### Written task
Present the following data again exactly as it is shown.

### Extracts from a graphics dataset
_____

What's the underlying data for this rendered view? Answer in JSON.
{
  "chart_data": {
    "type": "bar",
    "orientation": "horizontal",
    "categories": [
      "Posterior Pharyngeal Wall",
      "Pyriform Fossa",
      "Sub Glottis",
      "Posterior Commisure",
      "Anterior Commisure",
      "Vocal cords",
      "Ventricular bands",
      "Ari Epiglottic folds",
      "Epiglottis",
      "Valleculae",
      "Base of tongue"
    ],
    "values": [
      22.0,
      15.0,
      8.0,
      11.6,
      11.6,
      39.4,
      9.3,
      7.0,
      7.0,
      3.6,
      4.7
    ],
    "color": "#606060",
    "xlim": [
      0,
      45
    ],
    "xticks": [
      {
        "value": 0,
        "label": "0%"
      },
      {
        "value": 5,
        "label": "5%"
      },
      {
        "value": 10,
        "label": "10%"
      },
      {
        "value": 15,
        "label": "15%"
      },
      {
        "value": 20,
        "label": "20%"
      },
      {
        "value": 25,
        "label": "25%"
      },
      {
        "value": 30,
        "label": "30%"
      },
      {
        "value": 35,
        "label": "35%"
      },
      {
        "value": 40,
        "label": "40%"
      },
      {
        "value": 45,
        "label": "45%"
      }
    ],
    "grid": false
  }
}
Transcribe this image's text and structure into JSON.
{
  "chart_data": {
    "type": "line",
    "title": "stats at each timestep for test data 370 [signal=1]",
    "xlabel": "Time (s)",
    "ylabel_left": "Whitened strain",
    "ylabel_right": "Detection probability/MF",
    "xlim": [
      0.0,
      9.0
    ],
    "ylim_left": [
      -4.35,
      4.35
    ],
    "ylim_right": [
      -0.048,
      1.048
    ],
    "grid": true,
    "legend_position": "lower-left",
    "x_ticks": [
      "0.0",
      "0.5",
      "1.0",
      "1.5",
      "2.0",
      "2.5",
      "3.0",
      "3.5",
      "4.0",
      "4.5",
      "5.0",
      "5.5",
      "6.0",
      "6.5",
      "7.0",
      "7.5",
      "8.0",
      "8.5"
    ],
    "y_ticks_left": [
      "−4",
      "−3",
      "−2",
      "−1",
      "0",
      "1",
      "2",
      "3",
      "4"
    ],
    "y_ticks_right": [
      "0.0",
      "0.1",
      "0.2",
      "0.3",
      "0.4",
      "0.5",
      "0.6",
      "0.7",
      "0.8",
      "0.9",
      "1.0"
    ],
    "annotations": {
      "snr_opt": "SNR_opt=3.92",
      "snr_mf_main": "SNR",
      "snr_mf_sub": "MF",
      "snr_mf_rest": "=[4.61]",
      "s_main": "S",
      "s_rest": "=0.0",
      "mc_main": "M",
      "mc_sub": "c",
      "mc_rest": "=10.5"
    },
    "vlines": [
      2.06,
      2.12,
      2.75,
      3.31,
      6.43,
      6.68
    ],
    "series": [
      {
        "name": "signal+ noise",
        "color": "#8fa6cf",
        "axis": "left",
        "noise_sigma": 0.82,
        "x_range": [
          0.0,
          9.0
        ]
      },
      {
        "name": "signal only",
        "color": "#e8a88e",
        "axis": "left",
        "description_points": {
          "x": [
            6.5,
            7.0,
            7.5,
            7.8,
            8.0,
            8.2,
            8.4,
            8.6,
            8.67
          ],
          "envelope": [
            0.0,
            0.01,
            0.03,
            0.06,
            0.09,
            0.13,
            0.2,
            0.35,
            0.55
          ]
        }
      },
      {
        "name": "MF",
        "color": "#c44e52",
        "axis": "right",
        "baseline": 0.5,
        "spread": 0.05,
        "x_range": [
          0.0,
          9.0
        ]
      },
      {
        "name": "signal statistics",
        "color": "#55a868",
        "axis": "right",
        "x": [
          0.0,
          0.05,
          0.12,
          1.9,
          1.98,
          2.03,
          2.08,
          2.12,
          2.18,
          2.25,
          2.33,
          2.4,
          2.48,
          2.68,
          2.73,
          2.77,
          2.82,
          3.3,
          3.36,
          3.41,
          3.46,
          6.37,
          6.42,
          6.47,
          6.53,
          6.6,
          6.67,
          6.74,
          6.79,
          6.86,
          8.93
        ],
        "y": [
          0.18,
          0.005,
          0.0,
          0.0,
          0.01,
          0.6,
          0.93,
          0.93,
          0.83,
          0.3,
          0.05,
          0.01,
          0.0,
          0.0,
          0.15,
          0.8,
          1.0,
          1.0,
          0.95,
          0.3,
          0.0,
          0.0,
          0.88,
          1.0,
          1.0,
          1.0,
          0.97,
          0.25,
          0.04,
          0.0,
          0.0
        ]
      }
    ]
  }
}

_____

### Expected answer
What's the underlying data for this rendered view? Answer in JSON.
{
  "chart_data": {
    "type": "bar",
    "orientation": "horizontal",
    "categories": [
      "Posterior Pharyngeal Wall",
      "Pyriform Fossa",
      "Sub Glottis",
      "Posterior Commisure",
      "Anterior Commisure",
      "Vocal cords",
      "Ventricular bands",
      "Ari Epiglottic folds",
      "Epiglottis",
      "Valleculae",
      "Base of tongue"
    ],
    "values": [
      22.0,
      15.0,
      8.0,
      11.6,
      11.6,
      39.4,
      9.3,
      7.0,
      7.0,
      3.6,
      4.7
    ],
    "color": "#606060",
    "xlim": [
      0,
      45
    ],
    "xticks": [
      {
        "value": 0,
        "label": "0%"
      },
      {
        "value": 5,
        "label": "5%"
      },
      {
        "value": 10,
        "label": "10%"
      },
      {
        "value": 15,
        "label": "15%"
      },
      {
        "value": 20,
        "label": "20%"
      },
      {
        "value": 25,
        "label": "25%"
      },
      {
        "value": 30,
        "label": "30%"
      },
      {
        "value": 35,
        "label": "35%"
      },
      {
        "value": 40,
        "label": "40%"
      },
      {
        "value": 45,
        "label": "45%"
      }
    ],
    "grid": false
  }
}
Transcribe this image's text and structure into JSON.
{
  "chart_data": {
    "type": "line",
    "title": "stats at each timestep for test data 370 [signal=1]",
    "xlabel": "Time (s)",
    "ylabel_left": "Whitened strain",
    "ylabel_right": "Detection probability/MF",
    "xlim": [
      0.0,
      9.0
    ],
    "ylim_left": [
      -4.35,
      4.35
    ],
    "ylim_right": [
      -0.048,
      1.048
    ],
    "grid": true,
    "legend_position": "lower-left",
    "x_ticks": [
      "0.0",
      "0.5",
      "1.0",
      "1.5",
      "2.0",
      "2.5",
      "3.0",
      "3.5",
      "4.0",
      "4.5",
      "5.0",
      "5.5",
      "6.0",
      "6.5",
      "7.0",
      "7.5",
      "8.0",
      "8.5"
    ],
    "y_ticks_left": [
      "−4",
      "−3",
      "−2",
      "−1",
      "0",
      "1",
      "2",
      "3",
      "4"
    ],
    "y_ticks_right": [
      "0.0",
      "0.1",
      "0.2",
      "0.3",
      "0.4",
      "0.5",
      "0.6",
      "0.7",
      "0.8",
      "0.9",
      "1.0"
    ],
    "annotations": {
      "snr_opt": "SNR_opt=3.92",
      "snr_mf_main": "SNR",
      "snr_mf_sub": "MF",
      "snr_mf_rest": "=[4.61]",
      "s_main": "S",
      "s_rest": "=0.0",
      "mc_main": "M",
      "mc_sub": "c",
      "mc_rest": "=10.5"
    },
    "vlines": [
      2.06,
      2.12,
      2.75,
      3.31,
      6.43,
      6.68
    ],
    "series": [
      {
        "name": "signal+ noise",
        "color": "#8fa6cf",
        "axis": "left",
        "noise_sigma": 0.82,
        "x_range": [
          0.0,
          9.0
        ]
      },
      {
        "name": "signal only",
        "color": "#e8a88e",
        "axis": "left",
        "description_points": {
          "x": [
            6.5,
            7.0,
            7.5,
            7.8,
            8.0,
            8.2,
            8.4,
            8.6,
            8.67
          ],
          "envelope": [
            0.0,
            0.01,
            0.03,
            0.06,
            0.09,
            0.13,
            0.2,
            0.35,
            0.55
          ]
        }
      },
      {
        "name": "MF",
        "color": "#c44e52",
        "axis": "right",
        "baseline": 0.5,
        "spread": 0.05,
        "x_range": [
          0.0,
          9.0
        ]
      },
      {
        "name": "signal statistics",
        "color": "#55a868",
        "axis": "right",
        "x": [
          0.0,
          0.05,
          0.12,
          1.9,
          1.98,
          2.03,
          2.08,
          2.12,
          2.18,
          2.25,
          2.33,
          2.4,
          2.48,
          2.68,
          2.73,
          2.77,
          2.82,
          3.3,
          3.36,
          3.41,
          3.46,
          6.37,
          6.42,
          6.47,
          6.53,
          6.6,
          6.67,
          6.74,
          6.79,
          6.86,
          8.93
        ],
        "y": [
          0.18,
          0.005,
          0.0,
          0.0,
          0.01,
          0.6,
          0.93,
          0.93,
          0.83,
          0.3,
          0.05,
          0.01,
          0.0,
          0.0,
          0.15,
          0.8,
          1.0,
          1.0,
          0.95,
          0.3,
          0.0,
          0.0,
          0.88,
          1.0,
          1.0,
          1.0,
          0.97,
          0.25,
          0.04,
          0.0,
          0.0
        ]
      }
    ]
  }
}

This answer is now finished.